** Entries shown **
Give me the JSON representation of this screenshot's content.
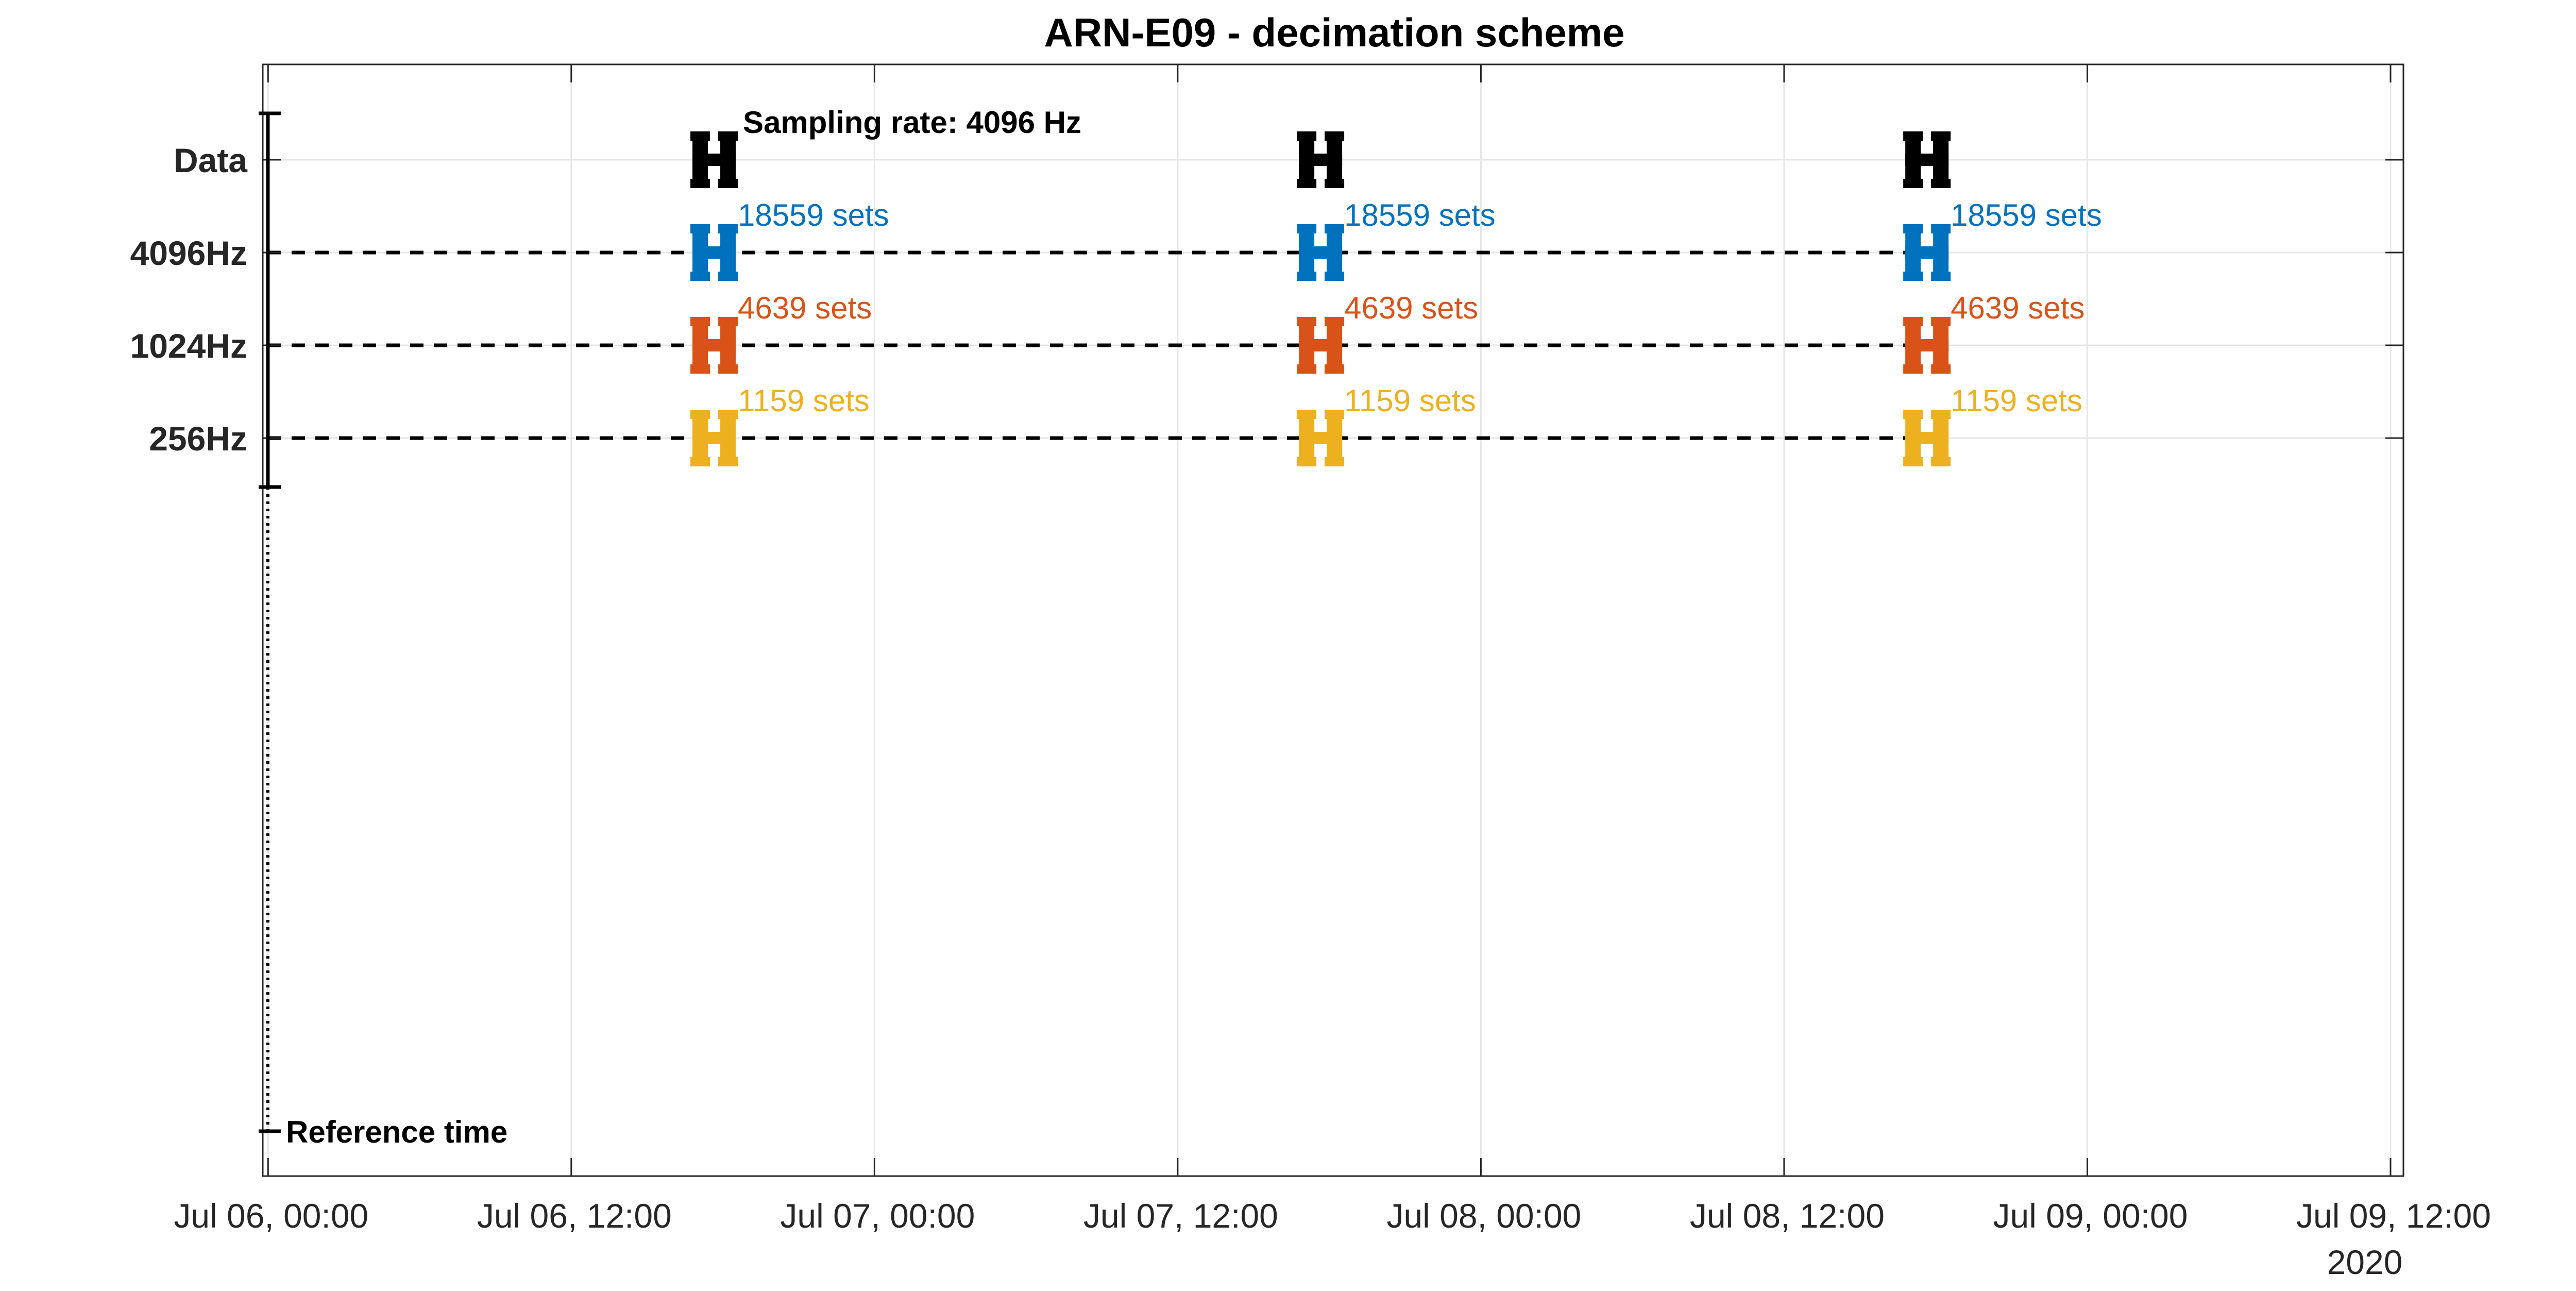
{
  "chart_data": {
    "type": "timeline",
    "title": "ARN-E09 - decimation scheme",
    "xlabel": "",
    "ylabel": "",
    "x_axis": {
      "type": "date",
      "range": [
        "2020-07-06 00:00",
        "2020-07-09 12:00"
      ],
      "ticks": [
        {
          "value": "2020-07-06 00:00",
          "label": "Jul 06, 00:00"
        },
        {
          "value": "2020-07-06 12:00",
          "label": "Jul 06, 12:00"
        },
        {
          "value": "2020-07-07 00:00",
          "label": "Jul 07, 00:00"
        },
        {
          "value": "2020-07-07 12:00",
          "label": "Jul 07, 12:00"
        },
        {
          "value": "2020-07-08 00:00",
          "label": "Jul 08, 00:00"
        },
        {
          "value": "2020-07-08 12:00",
          "label": "Jul 08, 12:00"
        },
        {
          "value": "2020-07-09 00:00",
          "label": "Jul 09, 00:00"
        },
        {
          "value": "2020-07-09 12:00",
          "label": "Jul 09, 12:00"
        }
      ],
      "secondary_label": "2020"
    },
    "y_axis": {
      "categories": [
        "Data",
        "4096Hz",
        "1024Hz",
        "256Hz"
      ],
      "reference_label": "Reference time"
    },
    "grid": true,
    "annotation": "Sampling rate: 4096 Hz",
    "series": [
      {
        "name": "Data",
        "color": "#000000",
        "row": "Data",
        "marks": [
          {
            "start": "2020-07-06 17:00",
            "end": "2020-07-06 18:00",
            "label": ""
          },
          {
            "start": "2020-07-07 17:00",
            "end": "2020-07-07 18:00",
            "label": ""
          },
          {
            "start": "2020-07-08 17:00",
            "end": "2020-07-08 18:00",
            "label": ""
          }
        ]
      },
      {
        "name": "4096Hz",
        "color": "#0072BD",
        "row": "4096Hz",
        "marks": [
          {
            "start": "2020-07-06 17:00",
            "end": "2020-07-06 18:00",
            "label": "18559 sets"
          },
          {
            "start": "2020-07-07 17:00",
            "end": "2020-07-07 18:00",
            "label": "18559 sets"
          },
          {
            "start": "2020-07-08 17:00",
            "end": "2020-07-08 18:00",
            "label": "18559 sets"
          }
        ]
      },
      {
        "name": "1024Hz",
        "color": "#D95319",
        "row": "1024Hz",
        "marks": [
          {
            "start": "2020-07-06 17:00",
            "end": "2020-07-06 18:00",
            "label": "4639 sets"
          },
          {
            "start": "2020-07-07 17:00",
            "end": "2020-07-07 18:00",
            "label": "4639 sets"
          },
          {
            "start": "2020-07-08 17:00",
            "end": "2020-07-08 18:00",
            "label": "4639 sets"
          }
        ]
      },
      {
        "name": "256Hz",
        "color": "#EDB120",
        "row": "256Hz",
        "marks": [
          {
            "start": "2020-07-06 17:00",
            "end": "2020-07-06 18:00",
            "label": "1159 sets"
          },
          {
            "start": "2020-07-07 17:00",
            "end": "2020-07-07 18:00",
            "label": "1159 sets"
          },
          {
            "start": "2020-07-08 17:00",
            "end": "2020-07-08 18:00",
            "label": "1159 sets"
          }
        ]
      }
    ]
  }
}
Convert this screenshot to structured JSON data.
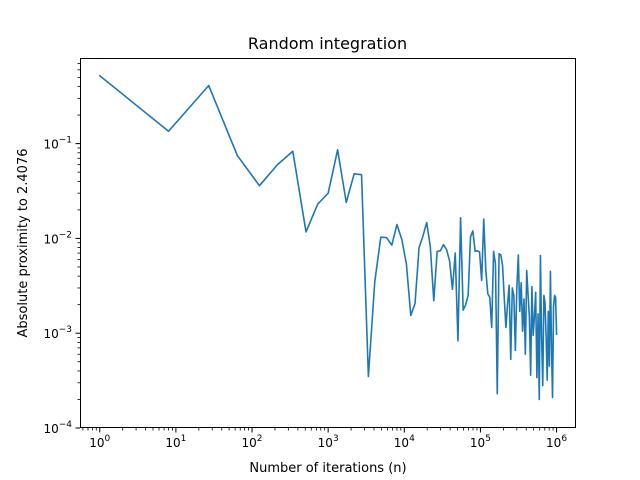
{
  "chart_data": {
    "type": "line",
    "title": "Random integration",
    "xlabel": "Number of iterations (n)",
    "ylabel": "Absolute proximity to 2.4076",
    "xscale": "log",
    "yscale": "log",
    "xlim": [
      0.55,
      1800000
    ],
    "ylim": [
      0.0001,
      0.8
    ],
    "grid": false,
    "x_ticks": [
      {
        "base": "10",
        "exp": "0",
        "value": 1
      },
      {
        "base": "10",
        "exp": "1",
        "value": 10
      },
      {
        "base": "10",
        "exp": "2",
        "value": 100
      },
      {
        "base": "10",
        "exp": "3",
        "value": 1000
      },
      {
        "base": "10",
        "exp": "4",
        "value": 10000
      },
      {
        "base": "10",
        "exp": "5",
        "value": 100000
      },
      {
        "base": "10",
        "exp": "6",
        "value": 1000000
      }
    ],
    "y_ticks": [
      {
        "base": "10",
        "exp": "−4",
        "value": 0.0001
      },
      {
        "base": "10",
        "exp": "−3",
        "value": 0.001
      },
      {
        "base": "10",
        "exp": "−2",
        "value": 0.01
      },
      {
        "base": "10",
        "exp": "−1",
        "value": 0.1
      }
    ],
    "series": [
      {
        "color": "#1f77b4",
        "x": [
          1,
          8,
          27,
          64,
          125,
          216,
          343,
          512,
          729,
          1000,
          1331,
          1728,
          2197,
          2744,
          3375,
          4096,
          4913,
          5832,
          6859,
          8000,
          9261,
          10648,
          12167,
          13824,
          15625,
          17576,
          19683,
          21952,
          24389,
          27000,
          29791,
          32768,
          35937,
          39304,
          42875,
          46656,
          50653,
          54872,
          59319,
          64000,
          68921,
          74088,
          79507,
          85184,
          91125,
          97336,
          103823,
          110592,
          117649,
          125000,
          132651,
          140608,
          148877,
          157464,
          166375,
          175616,
          185193,
          195112,
          205379,
          216000,
          226981,
          238328,
          250047,
          262144,
          274625,
          287496,
          300763,
          314432,
          328509,
          343000,
          357911,
          373248,
          389017,
          405224,
          421875,
          438976,
          456533,
          474552,
          493039,
          512000,
          531441,
          551368,
          571787,
          592704,
          614125,
          636056,
          658503,
          681472,
          704969,
          729000,
          753571,
          778688,
          804357,
          830584,
          857375,
          884736,
          912673,
          941192,
          970299,
          1000000
        ],
        "y": [
          0.52,
          0.135,
          0.41,
          0.075,
          0.036,
          0.06,
          0.083,
          0.0117,
          0.023,
          0.03,
          0.086,
          0.024,
          0.048,
          0.047,
          0.00035,
          0.0035,
          0.0103,
          0.0102,
          0.0085,
          0.014,
          0.0098,
          0.0054,
          0.00154,
          0.00205,
          0.008,
          0.0106,
          0.0147,
          0.0082,
          0.0022,
          0.0073,
          0.0074,
          0.0086,
          0.0076,
          0.0058,
          0.0029,
          0.007,
          0.00083,
          0.0165,
          0.00175,
          0.002,
          0.0025,
          0.0104,
          0.012,
          0.0073,
          0.0074,
          0.0072,
          0.0036,
          0.016,
          0.0046,
          0.0026,
          0.0024,
          0.00115,
          0.0073,
          0.0054,
          0.00023,
          0.0069,
          0.0067,
          0.0052,
          0.0024,
          0.00115,
          0.002,
          0.0032,
          0.00053,
          0.003,
          0.0025,
          0.00066,
          0.003,
          0.0067,
          0.0017,
          0.0034,
          0.00105,
          0.0023,
          0.0006,
          0.0046,
          0.0026,
          0.0015,
          0.00036,
          0.0031,
          0.00095,
          0.0015,
          0.0027,
          0.00034,
          0.0016,
          0.0002,
          0.0066,
          0.0009,
          0.00028,
          0.0025,
          0.0021,
          0.00093,
          0.00032,
          0.0017,
          0.00045,
          0.0045,
          0.00075,
          0.00021,
          0.0019,
          0.0025,
          0.0024,
          0.00098
        ]
      }
    ]
  }
}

** Stated exercise **
Copy every record above exactly as written, but leave out the pictures.

** Result of the exercise **
Give me the JSON representation of this screenshot's content.
{
  "chart_data": {
    "type": "timeline",
    "title": "ARN-E09 - decimation scheme",
    "xlabel": "",
    "ylabel": "",
    "x_axis": {
      "type": "date",
      "range": [
        "2020-07-06 00:00",
        "2020-07-09 12:00"
      ],
      "ticks": [
        {
          "value": "2020-07-06 00:00",
          "label": "Jul 06, 00:00"
        },
        {
          "value": "2020-07-06 12:00",
          "label": "Jul 06, 12:00"
        },
        {
          "value": "2020-07-07 00:00",
          "label": "Jul 07, 00:00"
        },
        {
          "value": "2020-07-07 12:00",
          "label": "Jul 07, 12:00"
        },
        {
          "value": "2020-07-08 00:00",
          "label": "Jul 08, 00:00"
        },
        {
          "value": "2020-07-08 12:00",
          "label": "Jul 08, 12:00"
        },
        {
          "value": "2020-07-09 00:00",
          "label": "Jul 09, 00:00"
        },
        {
          "value": "2020-07-09 12:00",
          "label": "Jul 09, 12:00"
        }
      ],
      "secondary_label": "2020"
    },
    "y_axis": {
      "categories": [
        "Data",
        "4096Hz",
        "1024Hz",
        "256Hz"
      ],
      "reference_label": "Reference time"
    },
    "grid": true,
    "annotation": "Sampling rate: 4096 Hz",
    "series": [
      {
        "name": "Data",
        "color": "#000000",
        "row": "Data",
        "marks": [
          {
            "start": "2020-07-06 17:00",
            "end": "2020-07-06 18:00",
            "label": ""
          },
          {
            "start": "2020-07-07 17:00",
            "end": "2020-07-07 18:00",
            "label": ""
          },
          {
            "start": "2020-07-08 17:00",
            "end": "2020-07-08 18:00",
            "label": ""
          }
        ]
      },
      {
        "name": "4096Hz",
        "color": "#0072BD",
        "row": "4096Hz",
        "marks": [
          {
            "start": "2020-07-06 17:00",
            "end": "2020-07-06 18:00",
            "label": "18559 sets"
          },
          {
            "start": "2020-07-07 17:00",
            "end": "2020-07-07 18:00",
            "label": "18559 sets"
          },
          {
            "start": "2020-07-08 17:00",
            "end": "2020-07-08 18:00",
            "label": "18559 sets"
          }
        ]
      },
      {
        "name": "1024Hz",
        "color": "#D95319",
        "row": "1024Hz",
        "marks": [
          {
            "start": "2020-07-06 17:00",
            "end": "2020-07-06 18:00",
            "label": "4639 sets"
          },
          {
            "start": "2020-07-07 17:00",
            "end": "2020-07-07 18:00",
            "label": "4639 sets"
          },
          {
            "start": "2020-07-08 17:00",
            "end": "2020-07-08 18:00",
            "label": "4639 sets"
          }
        ]
      },
      {
        "name": "256Hz",
        "color": "#EDB120",
        "row": "256Hz",
        "marks": [
          {
            "start": "2020-07-06 17:00",
            "end": "2020-07-06 18:00",
            "label": "1159 sets"
          },
          {
            "start": "2020-07-07 17:00",
            "end": "2020-07-07 18:00",
            "label": "1159 sets"
          },
          {
            "start": "2020-07-08 17:00",
            "end": "2020-07-08 18:00",
            "label": "1159 sets"
          }
        ]
      }
    ]
  }
}
Convert this screenshot to structured JSON data.
{
  "chart_data": {
    "type": "line",
    "title": "Random integration",
    "xlabel": "Number of iterations (n)",
    "ylabel": "Absolute proximity to 2.4076",
    "xscale": "log",
    "yscale": "log",
    "xlim": [
      0.55,
      1800000
    ],
    "ylim": [
      0.0001,
      0.8
    ],
    "grid": false,
    "x_ticks": [
      {
        "base": "10",
        "exp": "0",
        "value": 1
      },
      {
        "base": "10",
        "exp": "1",
        "value": 10
      },
      {
        "base": "10",
        "exp": "2",
        "value": 100
      },
      {
        "base": "10",
        "exp": "3",
        "value": 1000
      },
      {
        "base": "10",
        "exp": "4",
        "value": 10000
      },
      {
        "base": "10",
        "exp": "5",
        "value": 100000
      },
      {
        "base": "10",
        "exp": "6",
        "value": 1000000
      }
    ],
    "y_ticks": [
      {
        "base": "10",
        "exp": "−4",
        "value": 0.0001
      },
      {
        "base": "10",
        "exp": "−3",
        "value": 0.001
      },
      {
        "base": "10",
        "exp": "−2",
        "value": 0.01
      },
      {
        "base": "10",
        "exp": "−1",
        "value": 0.1
      }
    ],
    "series": [
      {
        "color": "#1f77b4",
        "x": [
          1,
          8,
          27,
          64,
          125,
          216,
          343,
          512,
          729,
          1000,
          1331,
          1728,
          2197,
          2744,
          3375,
          4096,
          4913,
          5832,
          6859,
          8000,
          9261,
          10648,
          12167,
          13824,
          15625,
          17576,
          19683,
          21952,
          24389,
          27000,
          29791,
          32768,
          35937,
          39304,
          42875,
          46656,
          50653,
          54872,
          59319,
          64000,
          68921,
          74088,
          79507,
          85184,
          91125,
          97336,
          103823,
          110592,
          117649,
          125000,
          132651,
          140608,
          148877,
          157464,
          166375,
          175616,
          185193,
          195112,
          205379,
          216000,
          226981,
          238328,
          250047,
          262144,
          274625,
          287496,
          300763,
          314432,
          328509,
          343000,
          357911,
          373248,
          389017,
          405224,
          421875,
          438976,
          456533,
          474552,
          493039,
          512000,
          531441,
          551368,
          571787,
          592704,
          614125,
          636056,
          658503,
          681472,
          704969,
          729000,
          753571,
          778688,
          804357,
          830584,
          857375,
          884736,
          912673,
          941192,
          970299,
          1000000
        ],
        "y": [
          0.52,
          0.135,
          0.41,
          0.075,
          0.036,
          0.06,
          0.083,
          0.0117,
          0.023,
          0.03,
          0.086,
          0.024,
          0.048,
          0.047,
          0.00035,
          0.0035,
          0.0103,
          0.0102,
          0.0085,
          0.014,
          0.0098,
          0.0054,
          0.00154,
          0.00205,
          0.008,
          0.0106,
          0.0147,
          0.0082,
          0.0022,
          0.0073,
          0.0074,
          0.0086,
          0.0076,
          0.0058,
          0.0029,
          0.007,
          0.00083,
          0.0165,
          0.00175,
          0.002,
          0.0025,
          0.0104,
          0.012,
          0.0073,
          0.0074,
          0.0072,
          0.0036,
          0.016,
          0.0046,
          0.0026,
          0.0024,
          0.00115,
          0.0073,
          0.0054,
          0.00023,
          0.0069,
          0.0067,
          0.0052,
          0.0024,
          0.00115,
          0.002,
          0.0032,
          0.00053,
          0.003,
          0.0025,
          0.00066,
          0.003,
          0.0067,
          0.0017,
          0.0034,
          0.00105,
          0.0023,
          0.0006,
          0.0046,
          0.0026,
          0.0015,
          0.00036,
          0.0031,
          0.00095,
          0.0015,
          0.0027,
          0.00034,
          0.0016,
          0.0002,
          0.0066,
          0.0009,
          0.00028,
          0.0025,
          0.0021,
          0.00093,
          0.00032,
          0.0017,
          0.00045,
          0.0045,
          0.00075,
          0.00021,
          0.0019,
          0.0025,
          0.0024,
          0.00098
        ]
      }
    ]
  }
}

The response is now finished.